• _Stated exercise_:
Leave out the pictures and repeat the rest of the material exactly.

━━━

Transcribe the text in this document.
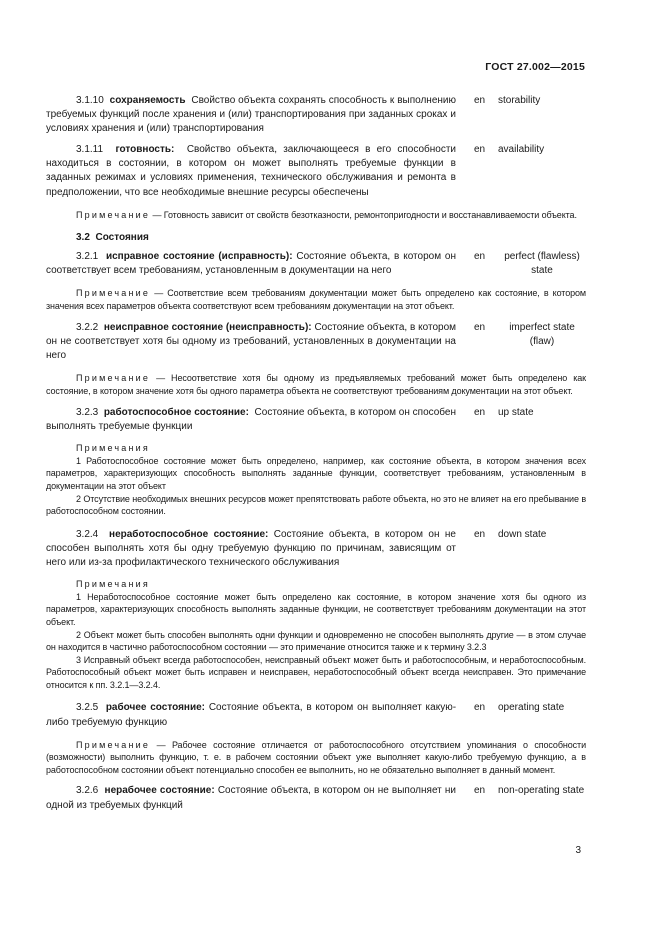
ГОСТ 27.002—2015
3.1.10 сохраняемость Свойство объекта сохранять способность к выполнению требуемых функций после хранения и (или) транспортирования при заданных сроках и условиях хранения и (или) транспортирования
en	storability
3.1.11 готовность: Свойство объекта, заключающееся в его способности находиться в состоянии, в котором он может выполнять требуемые функции в заданных режимах и условиях применения, технического обслуживания и ремонта в предположении, что все необходимые внешние ресурсы обеспечены
en	availability
Примечание — Готовность зависит от свойств безотказности, ремонтопригодности и восстанавливаемости объекта.
3.2 Состояния
3.2.1 исправное состояние (исправность): Состояние объекта, в котором он соответствует всем требованиям, установленным в документации на него
en	perfect (flawless) state
Примечание — Соответствие всем требованиям документации может быть определено как состояние, в котором значения всех параметров объекта соответствуют всем требованиям документации на этот объект.
3.2.2 неисправное состояние (неисправность): Состояние объекта, в котором он не соответствует хотя бы одному из требований, установленных в документации на него
en	imperfect state (flaw)
Примечание — Несоответствие хотя бы одному из предъявляемых требований может быть определено как состояние, в котором значение хотя бы одного параметра объекта не соответствуют требованиям документации на этот объект.
3.2.3 работоспособное состояние: Состояние объекта, в котором он способен выполнять требуемые функции
en	up state
Примечания
1 Работоспособное состояние может быть определено, например, как состояние объекта, в котором значения всех параметров, характеризующих способность выполнять заданные функции, соответствует требованиям, установленным в документации на этот объект
2 Отсутствие необходимых внешних ресурсов может препятствовать работе объекта, но это не влияет на его пребывание в работоспособном состоянии.
3.2.4 неработоспособное состояние: Состояние объекта, в котором он не способен выполнять хотя бы одну требуемую функцию по причинам, зависящим от него или из-за профилактического технического обслуживания
en	down state
Примечания
1 Неработоспособное состояние может быть определено как состояние, в котором значение хотя бы одного из параметров, характеризующих способность выполнять заданные функции, не соответствует требованиям документации на этот объект.
2 Объект может быть способен выполнять одни функции и одновременно не способен выполнять другие — в этом случае он находится в частично работоспособном состоянии — это примечание относится также и к термину 3.2.3
3 Исправный объект всегда работоспособен, неисправный объект может быть и работоспособным, и неработоспособным. Работоспособный объект может быть исправен и неисправен, неработоспособный объект всегда неисправен. Это примечание относится к пп. 3.2.1—3.2.4.
3.2.5 рабочее состояние: Состояние объекта, в котором он выполняет какую-либо требуемую функцию
en	operating state
Примечание — Рабочее состояние отличается от работоспособного отсутствием упоминания о способности (возможности) выполнить функцию, т. е. в рабочем состоянии объект уже выполняет какую-либо требуемую функцию, а в работоспособном состоянии объект потенциально способен ее выполнить, но не обязательно выполняет в данный момент.
3.2.6 нерабочее состояние: Состояние объекта, в котором он не выполняет ни одной из требуемых функций
en	non-operating state
3
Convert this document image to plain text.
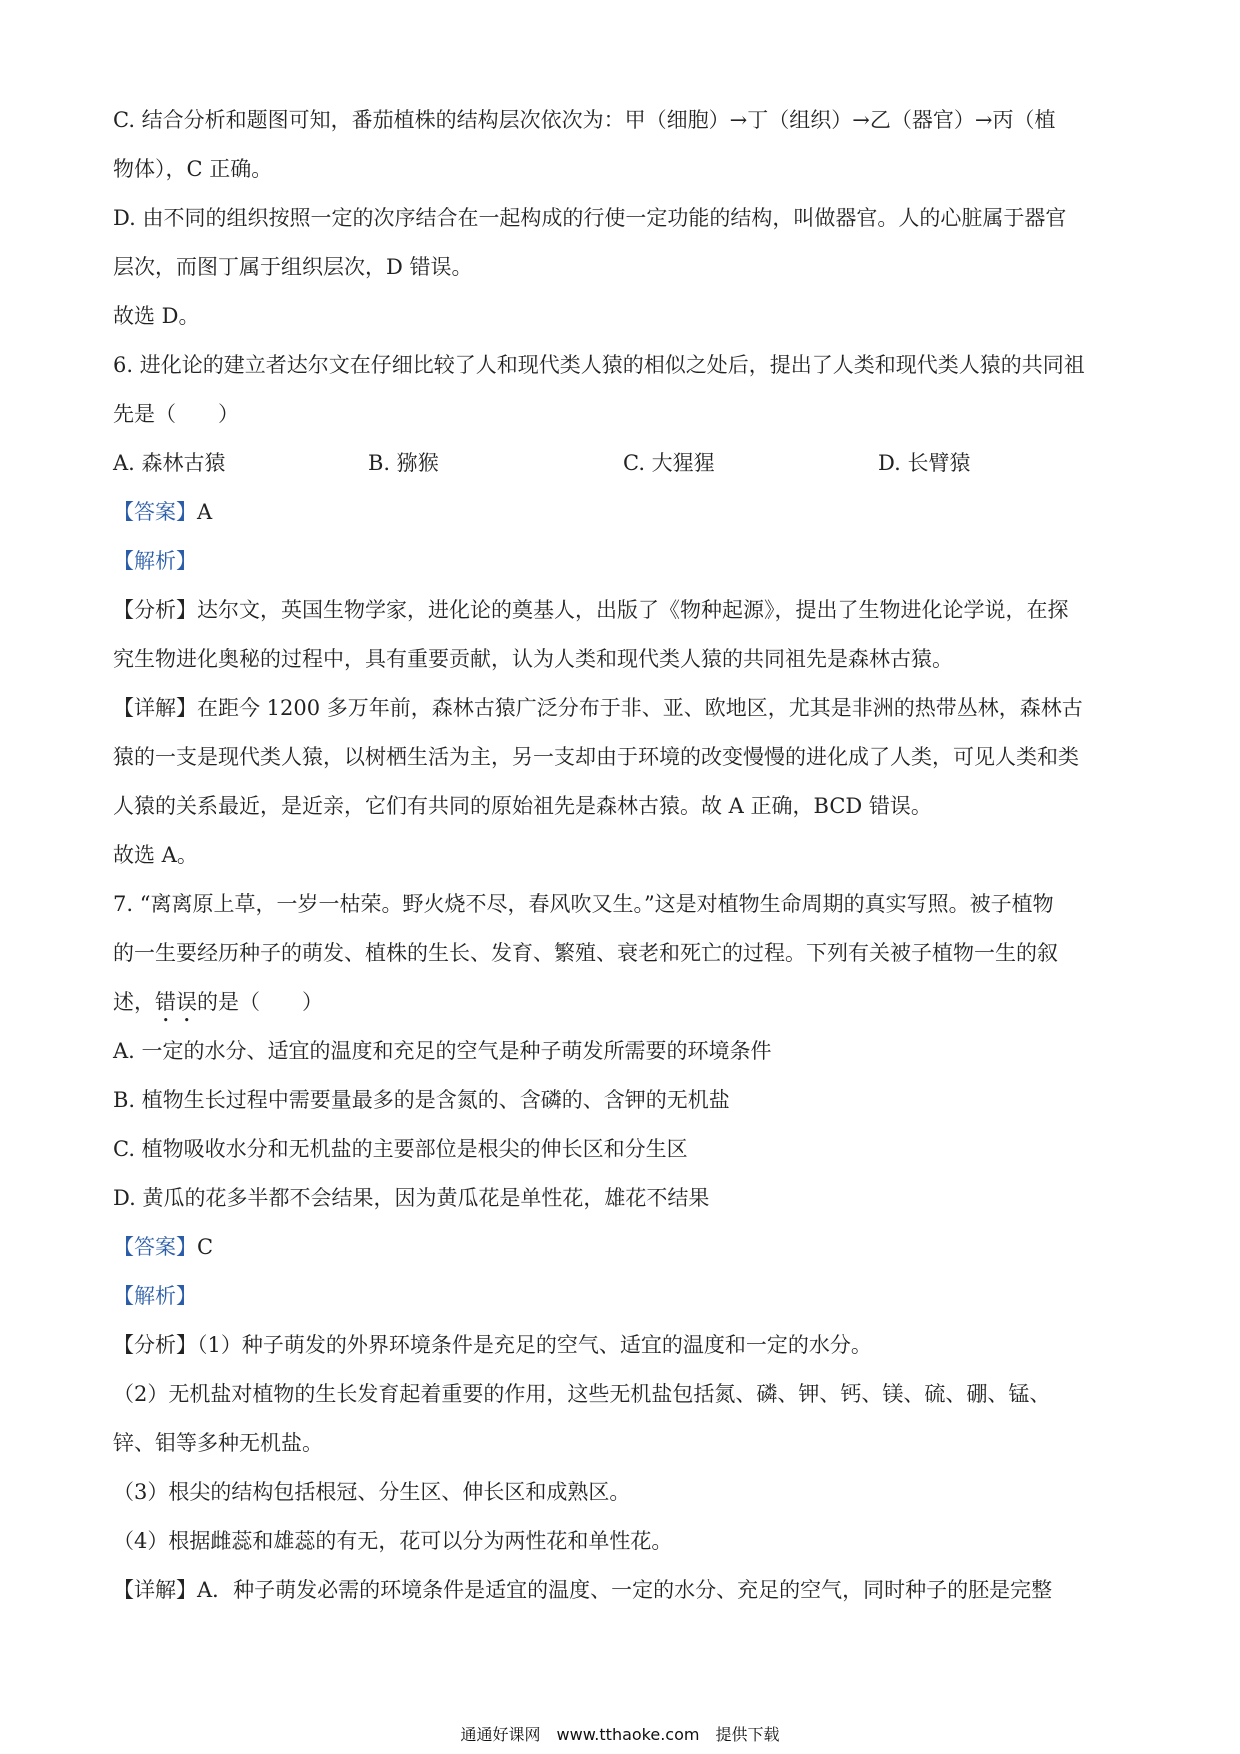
C. 结合分析和题图可知，番茄植株的结构层次依次为：甲（细胞）→丁（组织）→乙（器官）→丙（植

物体），C 正确。

D. 由不同的组织按照一定的次序结合在一起构成的行使一定功能的结构，叫做器官。人的心脏属于器官

层次，而图丁属于组织层次，D 错误。

故选 D。

6. 进化论的建立者达尔文在仔细比较了人和现代类人猿的相似之处后，提出了人类和现代类人猿的共同祖

先是（　　）

A. 森林古猿	B. 猕猴	C. 大猩猩	D. 长臂猿

【答案】A

【解析】

【分析】达尔文，英国生物学家，进化论的奠基人，出版了《物种起源》，提出了生物进化论学说，在探

究生物进化奥秘的过程中，具有重要贡献，认为人类和现代类人猿的共同祖先是森林古猿。

【详解】在距今 1200 多万年前，森林古猿广泛分布于非、亚、欧地区，尤其是非洲的热带丛林，森林古

猿的一支是现代类人猿，以树栖生活为主，另一支却由于环境的改变慢慢的进化成了人类，可见人类和类

人猿的关系最近，是近亲，它们有共同的原始祖先是森林古猿。故 A 正确，BCD 错误。

故选 A。

7. “离离原上草，一岁一枯荣。野火烧不尽，春风吹又生。”这是对植物生命周期的真实写照。被子植物

的一生要经历种子的萌发、植株的生长、发育、繁殖、衰老和死亡的过程。下列有关被子植物一生的叙

述，错误的是（　　）

A. 一定的水分、适宜的温度和充足的空气是种子萌发所需要的环境条件

B. 植物生长过程中需要量最多的是含氮的、含磷的、含钾的无机盐

C. 植物吸收水分和无机盐的主要部位是根尖的伸长区和分生区

D. 黄瓜的花多半都不会结果，因为黄瓜花是单性花，雄花不结果

【答案】C

【解析】

【分析】（1）种子萌发的外界环境条件是充足的空气、适宜的温度和一定的水分。

（2）无机盐对植物的生长发育起着重要的作用，这些无机盐包括氮、磷、钾、钙、镁、硫、硼、锰、

锌、钼等多种无机盐。

（3）根尖的结构包括根冠、分生区、伸长区和成熟区。

（4）根据雌蕊和雄蕊的有无，花可以分为两性花和单性花。

【详解】A．种子萌发必需的环境条件是适宜的温度、一定的水分、充足的空气，同时种子的胚是完整

通通好课网　www.tthaoke.com　提供下载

━━━

• _Reply_:
Transcribe the text in this document.
ГОСТ 27.002—2015
3.1.10 сохраняемость Свойство объекта сохранять способность к выполнению требуемых функций после хранения и (или) транспортирования при заданных сроках и условиях хранения и (или) транспортирования
en	storability
3.1.11 готовность: Свойство объекта, заключающееся в его способности находиться в состоянии, в котором он может выполнять требуемые функции в заданных режимах и условиях применения, технического обслуживания и ремонта в предположении, что все необходимые внешние ресурсы обеспечены
en	availability
Примечание — Готовность зависит от свойств безотказности, ремонтопригодности и восстанавливаемости объекта.
3.2 Состояния
3.2.1 исправное состояние (исправность): Состояние объекта, в котором он соответствует всем требованиям, установленным в документации на него
en	perfect (flawless) state
Примечание — Соответствие всем требованиям документации может быть определено как состояние, в котором значения всех параметров объекта соответствуют всем требованиям документации на этот объект.
3.2.2 неисправное состояние (неисправность): Состояние объекта, в котором он не соответствует хотя бы одному из требований, установленных в документации на него
en	imperfect state (flaw)
Примечание — Несоответствие хотя бы одному из предъявляемых требований может быть определено как состояние, в котором значение хотя бы одного параметра объекта не соответствуют требованиям документации на этот объект.
3.2.3 работоспособное состояние: Состояние объекта, в котором он способен выполнять требуемые функции
en	up state
Примечания
1 Работоспособное состояние может быть определено, например, как состояние объекта, в котором значения всех параметров, характеризующих способность выполнять заданные функции, соответствует требованиям, установленным в документации на этот объект
2 Отсутствие необходимых внешних ресурсов может препятствовать работе объекта, но это не влияет на его пребывание в работоспособном состоянии.
3.2.4 неработоспособное состояние: Состояние объекта, в котором он не способен выполнять хотя бы одну требуемую функцию по причинам, зависящим от него или из-за профилактического технического обслуживания
en	down state
Примечания
1 Неработоспособное состояние может быть определено как состояние, в котором значение хотя бы одного из параметров, характеризующих способность выполнять заданные функции, не соответствует требованиям документации на этот объект.
2 Объект может быть способен выполнять одни функции и одновременно не способен выполнять другие — в этом случае он находится в частично работоспособном состоянии — это примечание относится также и к термину 3.2.3
3 Исправный объект всегда работоспособен, неисправный объект может быть и работоспособным, и неработоспособным. Работоспособный объект может быть исправен и неисправен, неработоспособный объект всегда неисправен. Это примечание относится к пп. 3.2.1—3.2.4.
3.2.5 рабочее состояние: Состояние объекта, в котором он выполняет какую-либо требуемую функцию
en	operating state
Примечание — Рабочее состояние отличается от работоспособного отсутствием упоминания о способности (возможности) выполнить функцию, т. е. в рабочем состоянии объект уже выполняет какую-либо требуемую функцию, а в работоспособном состоянии объект потенциально способен ее выполнить, но не обязательно выполняет в данный момент.
3.2.6 нерабочее состояние: Состояние объекта, в котором он не выполняет ни одной из требуемых функций
en	non-operating state
3
Convert this document image to plain text.
C. 结合分析和题图可知，番茄植株的结构层次依次为：甲（细胞）→丁（组织）→乙（器官）→丙（植

物体），C 正确。

D. 由不同的组织按照一定的次序结合在一起构成的行使一定功能的结构，叫做器官。人的心脏属于器官

层次，而图丁属于组织层次，D 错误。

故选 D。

6. 进化论的建立者达尔文在仔细比较了人和现代类人猿的相似之处后，提出了人类和现代类人猿的共同祖

先是（　　）

A. 森林古猿	B. 猕猴	C. 大猩猩	D. 长臂猿

【答案】A

【解析】

【分析】达尔文，英国生物学家，进化论的奠基人，出版了《物种起源》，提出了生物进化论学说，在探

究生物进化奥秘的过程中，具有重要贡献，认为人类和现代类人猿的共同祖先是森林古猿。

【详解】在距今 1200 多万年前，森林古猿广泛分布于非、亚、欧地区，尤其是非洲的热带丛林，森林古

猿的一支是现代类人猿，以树栖生活为主，另一支却由于环境的改变慢慢的进化成了人类，可见人类和类

人猿的关系最近，是近亲，它们有共同的原始祖先是森林古猿。故 A 正确，BCD 错误。

故选 A。

7. “离离原上草，一岁一枯荣。野火烧不尽，春风吹又生。”这是对植物生命周期的真实写照。被子植物

的一生要经历种子的萌发、植株的生长、发育、繁殖、衰老和死亡的过程。下列有关被子植物一生的叙

述，错误的是（　　）

A. 一定的水分、适宜的温度和充足的空气是种子萌发所需要的环境条件

B. 植物生长过程中需要量最多的是含氮的、含磷的、含钾的无机盐

C. 植物吸收水分和无机盐的主要部位是根尖的伸长区和分生区

D. 黄瓜的花多半都不会结果，因为黄瓜花是单性花，雄花不结果

【答案】C

【解析】

【分析】（1）种子萌发的外界环境条件是充足的空气、适宜的温度和一定的水分。

（2）无机盐对植物的生长发育起着重要的作用，这些无机盐包括氮、磷、钾、钙、镁、硫、硼、锰、

锌、钼等多种无机盐。

（3）根尖的结构包括根冠、分生区、伸长区和成熟区。

（4）根据雌蕊和雄蕊的有无，花可以分为两性花和单性花。

【详解】A．种子萌发必需的环境条件是适宜的温度、一定的水分、充足的空气，同时种子的胚是完整

通通好课网　www.tthaoke.com　提供下载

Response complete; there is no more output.